# Your task
Pull out every line with the word "average".

## Begin Data entries

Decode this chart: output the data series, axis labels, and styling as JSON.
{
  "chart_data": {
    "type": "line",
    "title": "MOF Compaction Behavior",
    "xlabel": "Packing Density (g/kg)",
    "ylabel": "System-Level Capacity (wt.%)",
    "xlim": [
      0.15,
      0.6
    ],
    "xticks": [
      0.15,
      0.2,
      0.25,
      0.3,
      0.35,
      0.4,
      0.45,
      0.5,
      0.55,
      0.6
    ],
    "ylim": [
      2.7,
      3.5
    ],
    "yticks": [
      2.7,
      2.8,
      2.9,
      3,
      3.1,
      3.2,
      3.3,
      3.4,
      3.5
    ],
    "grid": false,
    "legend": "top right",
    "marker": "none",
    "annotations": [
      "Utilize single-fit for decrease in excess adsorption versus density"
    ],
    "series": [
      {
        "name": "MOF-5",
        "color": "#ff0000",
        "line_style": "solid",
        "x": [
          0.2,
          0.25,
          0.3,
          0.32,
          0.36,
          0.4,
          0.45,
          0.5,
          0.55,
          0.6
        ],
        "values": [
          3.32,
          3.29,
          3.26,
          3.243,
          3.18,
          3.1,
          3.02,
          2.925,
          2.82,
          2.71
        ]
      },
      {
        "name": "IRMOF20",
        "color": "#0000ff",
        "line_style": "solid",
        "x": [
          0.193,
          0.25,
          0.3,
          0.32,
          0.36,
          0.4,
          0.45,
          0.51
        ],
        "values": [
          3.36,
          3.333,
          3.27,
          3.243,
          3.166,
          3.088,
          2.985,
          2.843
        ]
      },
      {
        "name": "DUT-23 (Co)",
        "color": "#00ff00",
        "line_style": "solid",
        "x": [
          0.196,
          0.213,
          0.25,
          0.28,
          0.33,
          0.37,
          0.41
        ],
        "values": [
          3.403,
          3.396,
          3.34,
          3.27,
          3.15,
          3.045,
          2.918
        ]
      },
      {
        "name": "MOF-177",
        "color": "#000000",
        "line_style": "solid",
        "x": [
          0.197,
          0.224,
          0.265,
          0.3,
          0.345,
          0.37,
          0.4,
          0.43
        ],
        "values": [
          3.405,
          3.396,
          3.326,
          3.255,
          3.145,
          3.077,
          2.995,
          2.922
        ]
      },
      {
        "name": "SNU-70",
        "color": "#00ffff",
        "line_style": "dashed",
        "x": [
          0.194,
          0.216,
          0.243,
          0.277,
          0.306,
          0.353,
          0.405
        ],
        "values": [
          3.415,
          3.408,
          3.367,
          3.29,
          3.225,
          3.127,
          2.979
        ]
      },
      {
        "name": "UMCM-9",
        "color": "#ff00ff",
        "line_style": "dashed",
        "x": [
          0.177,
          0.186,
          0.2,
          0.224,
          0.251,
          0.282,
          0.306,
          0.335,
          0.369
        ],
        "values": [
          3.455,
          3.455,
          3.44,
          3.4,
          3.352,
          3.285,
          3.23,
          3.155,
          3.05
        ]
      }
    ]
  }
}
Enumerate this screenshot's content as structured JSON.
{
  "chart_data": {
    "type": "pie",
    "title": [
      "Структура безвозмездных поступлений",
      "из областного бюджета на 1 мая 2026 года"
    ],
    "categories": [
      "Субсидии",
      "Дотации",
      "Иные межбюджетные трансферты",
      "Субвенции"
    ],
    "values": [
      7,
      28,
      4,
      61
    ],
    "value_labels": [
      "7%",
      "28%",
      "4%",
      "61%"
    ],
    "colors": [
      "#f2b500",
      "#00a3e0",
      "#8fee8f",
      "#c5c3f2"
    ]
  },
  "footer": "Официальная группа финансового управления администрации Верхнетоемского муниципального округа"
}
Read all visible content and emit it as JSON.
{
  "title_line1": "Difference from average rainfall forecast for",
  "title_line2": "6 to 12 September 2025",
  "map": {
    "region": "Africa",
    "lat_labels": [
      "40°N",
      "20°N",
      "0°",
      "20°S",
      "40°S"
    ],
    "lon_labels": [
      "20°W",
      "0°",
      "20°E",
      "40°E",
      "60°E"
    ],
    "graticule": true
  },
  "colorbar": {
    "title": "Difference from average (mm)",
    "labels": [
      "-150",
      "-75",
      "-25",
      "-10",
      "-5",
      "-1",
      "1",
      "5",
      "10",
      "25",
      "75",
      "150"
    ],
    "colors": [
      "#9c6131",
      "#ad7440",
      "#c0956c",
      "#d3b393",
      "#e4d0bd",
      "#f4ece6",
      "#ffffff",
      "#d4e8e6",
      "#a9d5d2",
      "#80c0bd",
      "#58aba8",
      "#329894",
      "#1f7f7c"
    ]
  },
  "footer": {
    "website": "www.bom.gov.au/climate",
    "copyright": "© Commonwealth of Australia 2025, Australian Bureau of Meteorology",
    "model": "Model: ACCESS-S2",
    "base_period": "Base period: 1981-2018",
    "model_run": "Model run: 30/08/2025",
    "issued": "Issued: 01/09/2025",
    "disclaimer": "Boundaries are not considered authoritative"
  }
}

## End Data entries

# Solved problem
  "title_line1": "Difference from average rainfall forecast for",
    "title": "Difference from average (mm)",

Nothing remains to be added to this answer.